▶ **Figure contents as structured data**

########################################

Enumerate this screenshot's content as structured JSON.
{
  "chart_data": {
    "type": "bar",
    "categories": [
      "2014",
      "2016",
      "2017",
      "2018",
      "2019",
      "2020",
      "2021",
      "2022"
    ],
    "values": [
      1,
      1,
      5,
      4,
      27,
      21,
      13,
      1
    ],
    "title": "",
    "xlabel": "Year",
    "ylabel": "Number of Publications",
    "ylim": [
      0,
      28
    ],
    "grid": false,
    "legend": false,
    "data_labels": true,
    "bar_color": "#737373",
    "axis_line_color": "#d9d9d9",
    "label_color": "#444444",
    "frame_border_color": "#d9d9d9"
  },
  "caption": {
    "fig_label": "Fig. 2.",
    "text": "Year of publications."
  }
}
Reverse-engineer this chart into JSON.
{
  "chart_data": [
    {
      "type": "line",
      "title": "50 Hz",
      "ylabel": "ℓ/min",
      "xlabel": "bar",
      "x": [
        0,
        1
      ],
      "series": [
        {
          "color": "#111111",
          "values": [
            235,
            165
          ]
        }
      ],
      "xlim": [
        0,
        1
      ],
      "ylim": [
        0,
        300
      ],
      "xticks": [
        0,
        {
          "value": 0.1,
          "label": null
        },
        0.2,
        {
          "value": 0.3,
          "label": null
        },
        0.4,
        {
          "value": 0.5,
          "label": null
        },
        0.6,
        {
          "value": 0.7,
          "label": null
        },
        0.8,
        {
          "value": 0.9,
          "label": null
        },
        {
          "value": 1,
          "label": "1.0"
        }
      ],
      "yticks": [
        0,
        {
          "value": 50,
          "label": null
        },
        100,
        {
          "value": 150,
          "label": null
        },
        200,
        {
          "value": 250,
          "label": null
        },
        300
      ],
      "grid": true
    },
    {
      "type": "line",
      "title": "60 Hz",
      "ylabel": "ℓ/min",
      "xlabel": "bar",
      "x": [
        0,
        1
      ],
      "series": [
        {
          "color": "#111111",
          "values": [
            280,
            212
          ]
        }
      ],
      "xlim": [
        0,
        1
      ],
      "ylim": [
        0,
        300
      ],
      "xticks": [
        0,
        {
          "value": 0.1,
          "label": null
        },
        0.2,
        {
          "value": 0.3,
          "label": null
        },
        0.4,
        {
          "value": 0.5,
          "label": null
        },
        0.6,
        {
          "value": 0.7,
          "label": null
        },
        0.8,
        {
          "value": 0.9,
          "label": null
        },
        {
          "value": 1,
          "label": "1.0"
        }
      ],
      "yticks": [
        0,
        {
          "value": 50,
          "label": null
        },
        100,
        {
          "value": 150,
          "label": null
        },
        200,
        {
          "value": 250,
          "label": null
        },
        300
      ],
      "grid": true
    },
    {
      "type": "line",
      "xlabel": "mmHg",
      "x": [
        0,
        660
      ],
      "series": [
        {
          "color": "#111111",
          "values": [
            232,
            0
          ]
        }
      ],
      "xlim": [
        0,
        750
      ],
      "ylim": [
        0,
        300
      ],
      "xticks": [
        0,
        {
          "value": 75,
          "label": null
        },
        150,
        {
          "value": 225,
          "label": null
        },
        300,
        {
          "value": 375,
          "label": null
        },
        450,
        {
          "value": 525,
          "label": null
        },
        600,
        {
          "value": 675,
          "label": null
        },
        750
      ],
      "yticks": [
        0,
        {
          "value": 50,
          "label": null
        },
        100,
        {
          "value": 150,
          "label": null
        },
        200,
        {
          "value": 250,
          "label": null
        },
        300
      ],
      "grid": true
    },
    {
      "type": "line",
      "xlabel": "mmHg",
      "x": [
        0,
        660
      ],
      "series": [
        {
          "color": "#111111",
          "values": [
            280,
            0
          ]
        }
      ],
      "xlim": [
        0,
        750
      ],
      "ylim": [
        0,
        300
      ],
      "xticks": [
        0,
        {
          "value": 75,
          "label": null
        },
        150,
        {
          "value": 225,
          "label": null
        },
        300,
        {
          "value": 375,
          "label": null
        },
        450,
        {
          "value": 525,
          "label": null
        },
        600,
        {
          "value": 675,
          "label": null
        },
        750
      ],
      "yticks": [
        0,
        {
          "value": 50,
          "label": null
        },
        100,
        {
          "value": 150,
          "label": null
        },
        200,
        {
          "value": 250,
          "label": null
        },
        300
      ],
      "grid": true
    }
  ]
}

########################################

▶ **SHORT EXERCISE**
Reproduce all the records precisely.

▶ **THE RESPONSE**
Enumerate this screenshot's content as structured JSON.
{
  "chart_data": {
    "type": "bar",
    "categories": [
      "2014",
      "2016",
      "2017",
      "2018",
      "2019",
      "2020",
      "2021",
      "2022"
    ],
    "values": [
      1,
      1,
      5,
      4,
      27,
      21,
      13,
      1
    ],
    "title": "",
    "xlabel": "Year",
    "ylabel": "Number of Publications",
    "ylim": [
      0,
      28
    ],
    "grid": false,
    "legend": false,
    "data_labels": true,
    "bar_color": "#737373",
    "axis_line_color": "#d9d9d9",
    "label_color": "#444444",
    "frame_border_color": "#d9d9d9"
  },
  "caption": {
    "fig_label": "Fig. 2.",
    "text": "Year of publications."
  }
}
Reverse-engineer this chart into JSON.
{
  "chart_data": [
    {
      "type": "line",
      "title": "50 Hz",
      "ylabel": "ℓ/min",
      "xlabel": "bar",
      "x": [
        0,
        1
      ],
      "series": [
        {
          "color": "#111111",
          "values": [
            235,
            165
          ]
        }
      ],
      "xlim": [
        0,
        1
      ],
      "ylim": [
        0,
        300
      ],
      "xticks": [
        0,
        {
          "value": 0.1,
          "label": null
        },
        0.2,
        {
          "value": 0.3,
          "label": null
        },
        0.4,
        {
          "value": 0.5,
          "label": null
        },
        0.6,
        {
          "value": 0.7,
          "label": null
        },
        0.8,
        {
          "value": 0.9,
          "label": null
        },
        {
          "value": 1,
          "label": "1.0"
        }
      ],
      "yticks": [
        0,
        {
          "value": 50,
          "label": null
        },
        100,
        {
          "value": 150,
          "label": null
        },
        200,
        {
          "value": 250,
          "label": null
        },
        300
      ],
      "grid": true
    },
    {
      "type": "line",
      "title": "60 Hz",
      "ylabel": "ℓ/min",
      "xlabel": "bar",
      "x": [
        0,
        1
      ],
      "series": [
        {
          "color": "#111111",
          "values": [
            280,
            212
          ]
        }
      ],
      "xlim": [
        0,
        1
      ],
      "ylim": [
        0,
        300
      ],
      "xticks": [
        0,
        {
          "value": 0.1,
          "label": null
        },
        0.2,
        {
          "value": 0.3,
          "label": null
        },
        0.4,
        {
          "value": 0.5,
          "label": null
        },
        0.6,
        {
          "value": 0.7,
          "label": null
        },
        0.8,
        {
          "value": 0.9,
          "label": null
        },
        {
          "value": 1,
          "label": "1.0"
        }
      ],
      "yticks": [
        0,
        {
          "value": 50,
          "label": null
        },
        100,
        {
          "value": 150,
          "label": null
        },
        200,
        {
          "value": 250,
          "label": null
        },
        300
      ],
      "grid": true
    },
    {
      "type": "line",
      "xlabel": "mmHg",
      "x": [
        0,
        660
      ],
      "series": [
        {
          "color": "#111111",
          "values": [
            232,
            0
          ]
        }
      ],
      "xlim": [
        0,
        750
      ],
      "ylim": [
        0,
        300
      ],
      "xticks": [
        0,
        {
          "value": 75,
          "label": null
        },
        150,
        {
          "value": 225,
          "label": null
        },
        300,
        {
          "value": 375,
          "label": null
        },
        450,
        {
          "value": 525,
          "label": null
        },
        600,
        {
          "value": 675,
          "label": null
        },
        750
      ],
      "yticks": [
        0,
        {
          "value": 50,
          "label": null
        },
        100,
        {
          "value": 150,
          "label": null
        },
        200,
        {
          "value": 250,
          "label": null
        },
        300
      ],
      "grid": true
    },
    {
      "type": "line",
      "xlabel": "mmHg",
      "x": [
        0,
        660
      ],
      "series": [
        {
          "color": "#111111",
          "values": [
            280,
            0
          ]
        }
      ],
      "xlim": [
        0,
        750
      ],
      "ylim": [
        0,
        300
      ],
      "xticks": [
        0,
        {
          "value": 75,
          "label": null
        },
        150,
        {
          "value": 225,
          "label": null
        },
        300,
        {
          "value": 375,
          "label": null
        },
        450,
        {
          "value": 525,
          "label": null
        },
        600,
        {
          "value": 675,
          "label": null
        },
        750
      ],
      "yticks": [
        0,
        {
          "value": 50,
          "label": null
        },
        100,
        {
          "value": 150,
          "label": null
        },
        200,
        {
          "value": 250,
          "label": null
        },
        300
      ],
      "grid": true
    }
  ]
}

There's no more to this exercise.